# MATERIAL PROVIDED
[Begin]
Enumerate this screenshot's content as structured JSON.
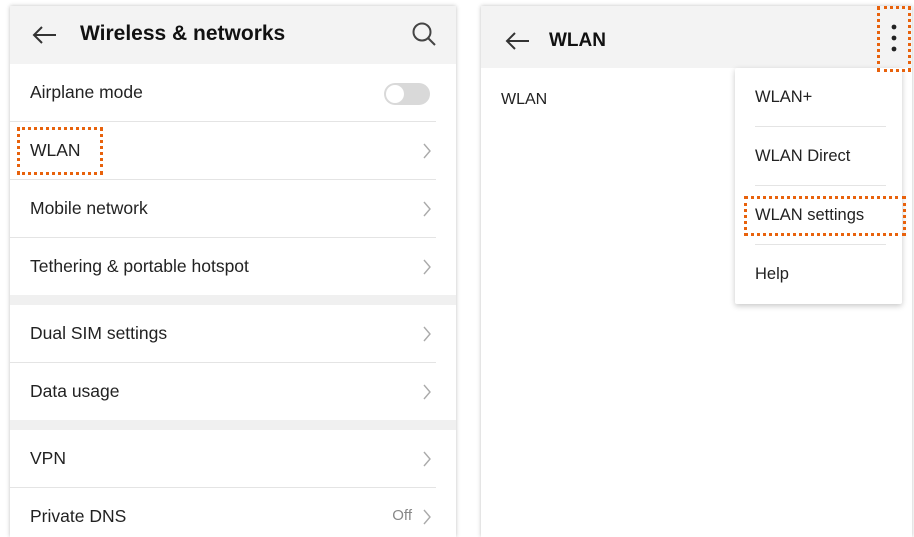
{
  "left_screen": {
    "title": "Wireless & networks",
    "icons": {
      "back": "arrow-left-icon",
      "search": "search-icon",
      "chevron": "chevron-right-icon"
    },
    "groups": [
      [
        {
          "label": "Airplane mode",
          "control": "toggle",
          "toggle_state": "off"
        },
        {
          "label": "WLAN",
          "value": "",
          "highlighted": true
        },
        {
          "label": "Mobile network"
        },
        {
          "label": "Tethering & portable hotspot"
        }
      ],
      [
        {
          "label": "Dual SIM settings"
        },
        {
          "label": "Data usage"
        }
      ],
      [
        {
          "label": "VPN"
        },
        {
          "label": "Private DNS",
          "value": "Off"
        }
      ]
    ]
  },
  "right_screen": {
    "title": "WLAN",
    "content_label": "WLAN",
    "icons": {
      "back": "arrow-left-icon",
      "more": "more-vertical-icon"
    },
    "overflow_menu": [
      "WLAN+",
      "WLAN Direct",
      "WLAN settings",
      "Help"
    ],
    "highlighted_menu_item": "WLAN settings"
  },
  "colors": {
    "highlight": "#e8620c",
    "appbar_bg": "#f3f3f3",
    "divider": "#e4e4e4",
    "section_gap": "#f0f0f0"
  }
}
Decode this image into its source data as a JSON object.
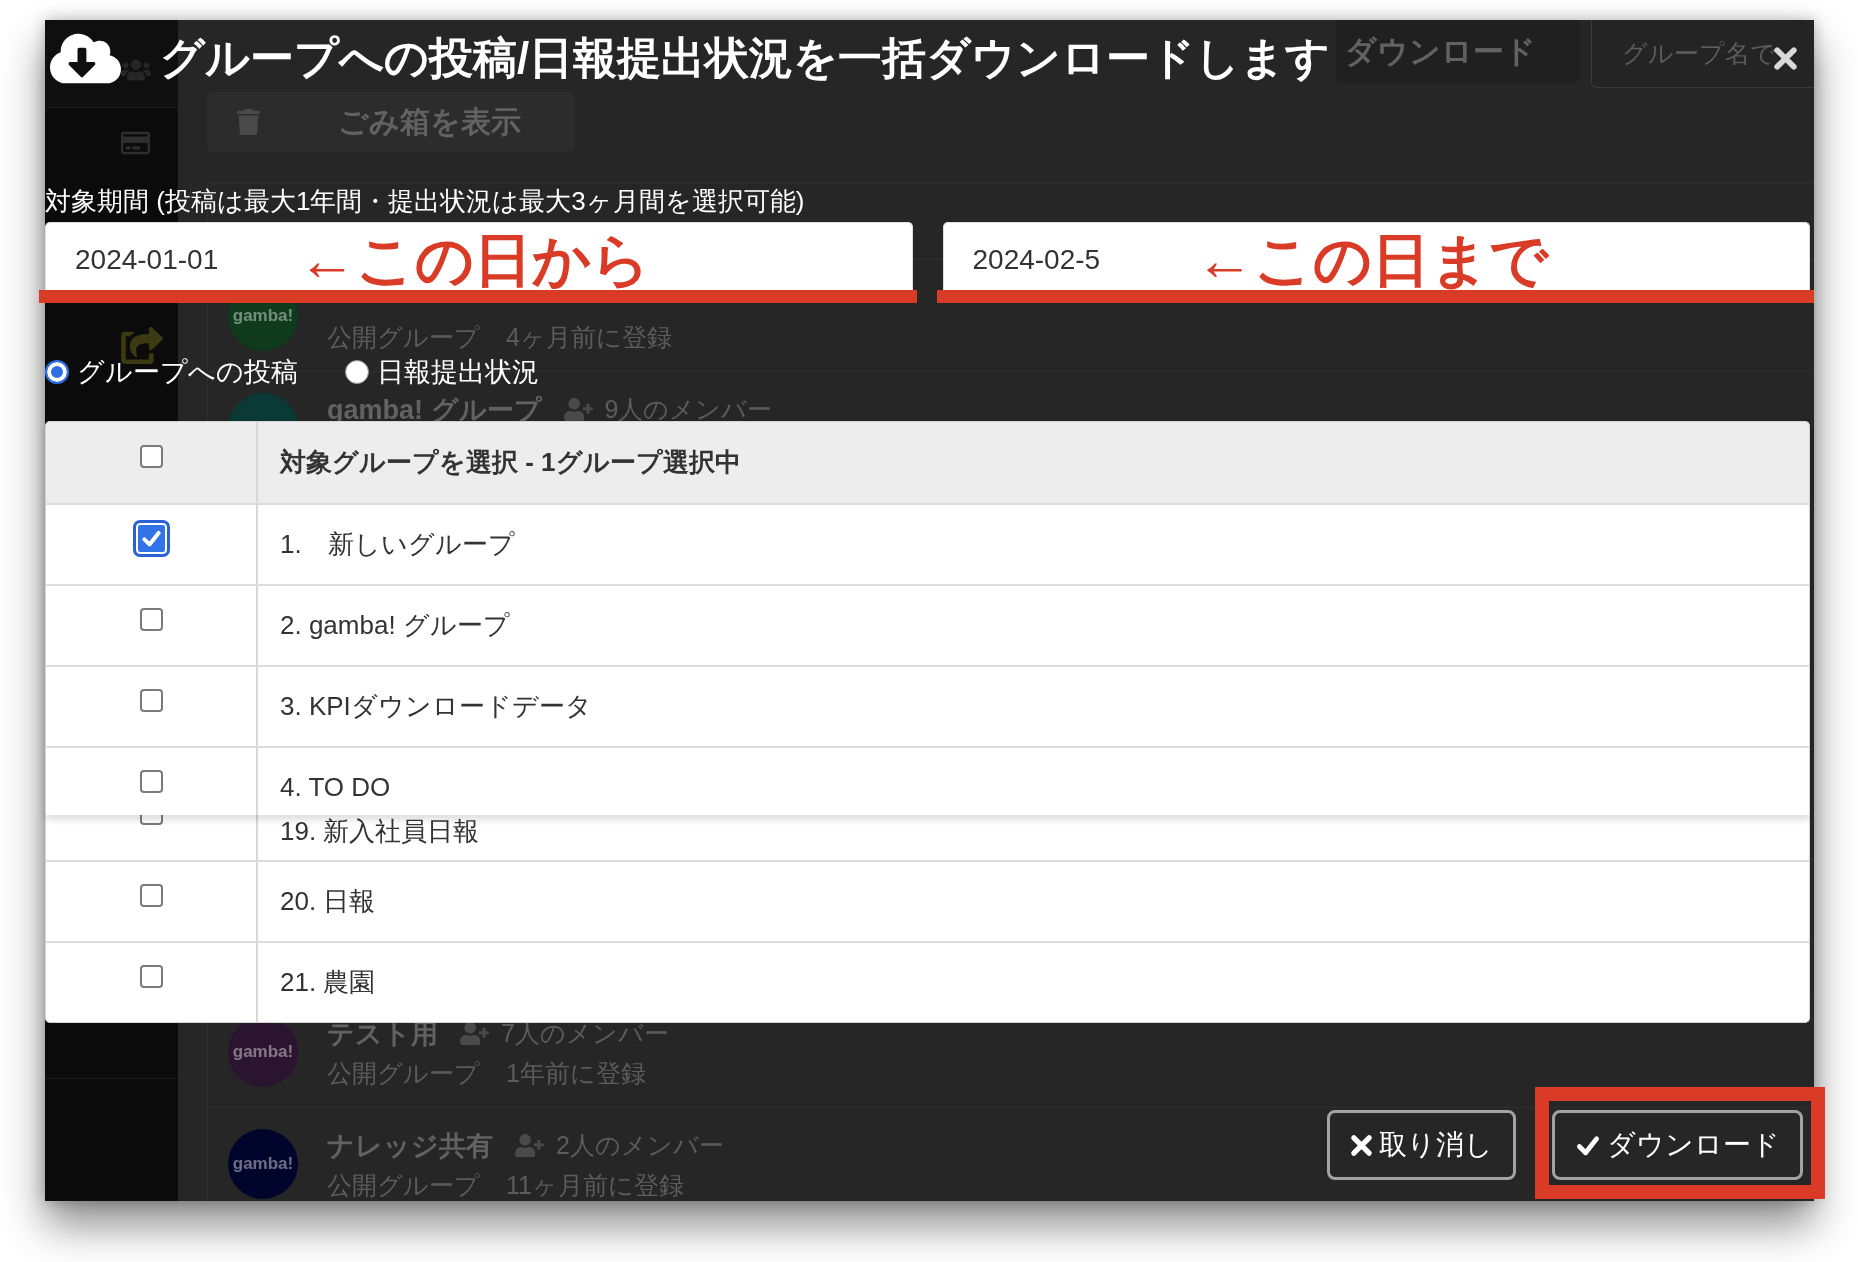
{
  "window": {
    "title": "グループへの投稿/日報提出状況を一括ダウンロードします"
  },
  "period": {
    "label": "対象期間 (投稿は最大1年間・提出状況は最大3ヶ月間を選択可能)",
    "fields": [
      {
        "value": "2024-01-01",
        "annotation": "←この日から"
      },
      {
        "value": "2024-02-5",
        "annotation": "←この日まで"
      }
    ]
  },
  "options": [
    {
      "label": "グループへの投稿",
      "selected": true
    },
    {
      "label": "日報提出状況",
      "selected": false
    }
  ],
  "table": {
    "header": {
      "title": "対象グループを選択 - 1グループ選択中",
      "checked": false
    },
    "rows": [
      {
        "label": "1.　新しいグループ",
        "checked": true
      },
      {
        "label": "2. gamba! グループ",
        "checked": false
      },
      {
        "label": "3. KPIダウンロードデータ",
        "checked": false
      },
      {
        "label": "4. TO DO",
        "checked": false
      }
    ],
    "rows_continued": [
      {
        "kind": "partial",
        "label": "19. 新入社員日報",
        "checked": false
      },
      {
        "kind": "row",
        "label": "20. 日報",
        "checked": false
      },
      {
        "kind": "row",
        "label": "21. 農園",
        "checked": false
      }
    ]
  },
  "buttons": [
    {
      "kind": "cancel",
      "label": "取り消し",
      "highlighted": false
    },
    {
      "kind": "download",
      "label": "ダウンロード",
      "highlighted": true
    }
  ],
  "background_page": {
    "toolbar": {
      "download_button": "ダウンロード",
      "search": {
        "placeholder": "グループ名で"
      },
      "trash_button": "ごみ箱を表示"
    },
    "groups_top": [
      {
        "avatar_text": "gamba!",
        "color": "#0f3b1c",
        "visibility": "公開グループ",
        "registered": "4ヶ月前に登録"
      },
      {
        "color": "#0b3935",
        "name": "gamba! グループ",
        "members": "9人のメンバー"
      }
    ],
    "groups_bottom": [
      {
        "avatar_text": "gamba!",
        "color": "#2a1430",
        "name": "テスト用",
        "members": "7人のメンバー",
        "visibility": "公開グループ",
        "registered": "1年前に登録"
      },
      {
        "avatar_text": "gamba!",
        "color": "#01052c",
        "name": "ナレッジ共有",
        "members": "2人のメンバー",
        "visibility": "公開グループ",
        "registered": "11ヶ月前に登録"
      }
    ]
  }
}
[End]
# PROBLEM TO WORK ON
Using the material above, return every line exactly as it appears, minus the pictures.

# EXPECTED ANSWER
Enumerate this screenshot's content as structured JSON.
{
  "left_screen": {
    "title": "Wireless & networks",
    "icons": {
      "back": "arrow-left-icon",
      "search": "search-icon",
      "chevron": "chevron-right-icon"
    },
    "groups": [
      [
        {
          "label": "Airplane mode",
          "control": "toggle",
          "toggle_state": "off"
        },
        {
          "label": "WLAN",
          "value": "",
          "highlighted": true
        },
        {
          "label": "Mobile network"
        },
        {
          "label": "Tethering & portable hotspot"
        }
      ],
      [
        {
          "label": "Dual SIM settings"
        },
        {
          "label": "Data usage"
        }
      ],
      [
        {
          "label": "VPN"
        },
        {
          "label": "Private DNS",
          "value": "Off"
        }
      ]
    ]
  },
  "right_screen": {
    "title": "WLAN",
    "content_label": "WLAN",
    "icons": {
      "back": "arrow-left-icon",
      "more": "more-vertical-icon"
    },
    "overflow_menu": [
      "WLAN+",
      "WLAN Direct",
      "WLAN settings",
      "Help"
    ],
    "highlighted_menu_item": "WLAN settings"
  },
  "colors": {
    "highlight": "#e8620c",
    "appbar_bg": "#f3f3f3",
    "divider": "#e4e4e4",
    "section_gap": "#f0f0f0"
  }
}
Decode this image into its source data as a JSON object.
{
  "window": {
    "title": "グループへの投稿/日報提出状況を一括ダウンロードします"
  },
  "period": {
    "label": "対象期間 (投稿は最大1年間・提出状況は最大3ヶ月間を選択可能)",
    "fields": [
      {
        "value": "2024-01-01",
        "annotation": "←この日から"
      },
      {
        "value": "2024-02-5",
        "annotation": "←この日まで"
      }
    ]
  },
  "options": [
    {
      "label": "グループへの投稿",
      "selected": true
    },
    {
      "label": "日報提出状況",
      "selected": false
    }
  ],
  "table": {
    "header": {
      "title": "対象グループを選択 - 1グループ選択中",
      "checked": false
    },
    "rows": [
      {
        "label": "1.　新しいグループ",
        "checked": true
      },
      {
        "label": "2. gamba! グループ",
        "checked": false
      },
      {
        "label": "3. KPIダウンロードデータ",
        "checked": false
      },
      {
        "label": "4. TO DO",
        "checked": false
      }
    ],
    "rows_continued": [
      {
        "kind": "partial",
        "label": "19. 新入社員日報",
        "checked": false
      },
      {
        "kind": "row",
        "label": "20. 日報",
        "checked": false
      },
      {
        "kind": "row",
        "label": "21. 農園",
        "checked": false
      }
    ]
  },
  "buttons": [
    {
      "kind": "cancel",
      "label": "取り消し",
      "highlighted": false
    },
    {
      "kind": "download",
      "label": "ダウンロード",
      "highlighted": true
    }
  ],
  "background_page": {
    "toolbar": {
      "download_button": "ダウンロード",
      "search": {
        "placeholder": "グループ名で"
      },
      "trash_button": "ごみ箱を表示"
    },
    "groups_top": [
      {
        "avatar_text": "gamba!",
        "color": "#0f3b1c",
        "visibility": "公開グループ",
        "registered": "4ヶ月前に登録"
      },
      {
        "color": "#0b3935",
        "name": "gamba! グループ",
        "members": "9人のメンバー"
      }
    ],
    "groups_bottom": [
      {
        "avatar_text": "gamba!",
        "color": "#2a1430",
        "name": "テスト用",
        "members": "7人のメンバー",
        "visibility": "公開グループ",
        "registered": "1年前に登録"
      },
      {
        "avatar_text": "gamba!",
        "color": "#01052c",
        "name": "ナレッジ共有",
        "members": "2人のメンバー",
        "visibility": "公開グループ",
        "registered": "11ヶ月前に登録"
      }
    ]
  }
}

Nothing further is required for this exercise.